**WORK TO BE COMPLETED:** Make an exact copy of the records, with the pictures left out.

BEGIN RECORDS FOR THE EXERCISE

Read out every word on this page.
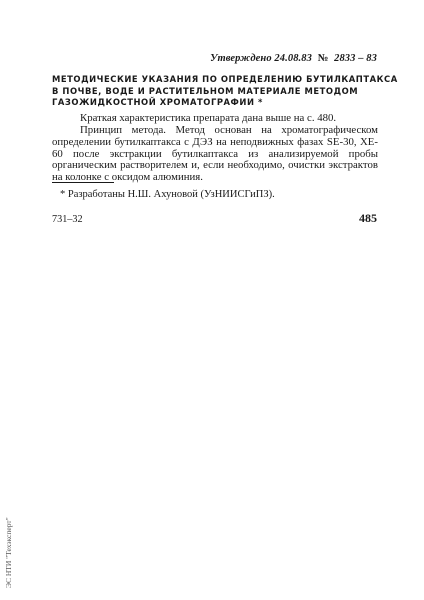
Утверждено 24.08.83 № 2833 – 83
МЕТОДИЧЕСКИЕ УКАЗАНИЯ ПО ОПРЕДЕЛЕНИЮ БУТИЛКАПТАКСА
В ПОЧВЕ, ВОДЕ И РАСТИТЕЛЬНОМ МАТЕРИАЛЕ МЕТОДОМ
ГАЗОЖИДКОСТНОЙ ХРОМАТОГРАФИИ *
Краткая характеристика препарата дана выше на с. 480.
Принцип метода. Метод основан на хроматографическом определении бутилкаптакса с ДЭЗ на неподвижных фазах SE-30, XE-60 после экстракции бутилкаптакса из анализируемой пробы органическим растворителем и, если необходимо, очистки экстрактов на колонке с оксидом алюминия.
* Разработаны Н.Ш. Ахуновой (УзНИИСГиПЗ).
731–32	485
ЭС НТИ "Техэксперт"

END RECORDS FOR THE EXERCISE

**REPLY:**
Read out every word on this page.
Утверждено 24.08.83 № 2833 – 83
МЕТОДИЧЕСКИЕ УКАЗАНИЯ ПО ОПРЕДЕЛЕНИЮ БУТИЛКАПТАКСА
В ПОЧВЕ, ВОДЕ И РАСТИТЕЛЬНОМ МАТЕРИАЛЕ МЕТОДОМ
ГАЗОЖИДКОСТНОЙ ХРОМАТОГРАФИИ *
Краткая характеристика препарата дана выше на с. 480.
Принцип метода. Метод основан на хроматографическом определении бутилкаптакса с ДЭЗ на неподвижных фазах SE-30, XE-60 после экстракции бутилкаптакса из анализируемой пробы органическим растворителем и, если необходимо, очистки экстрактов на колонке с оксидом алюминия.
* Разработаны Н.Ш. Ахуновой (УзНИИСГиПЗ).
731–32	485
ЭС НТИ "Техэксперт"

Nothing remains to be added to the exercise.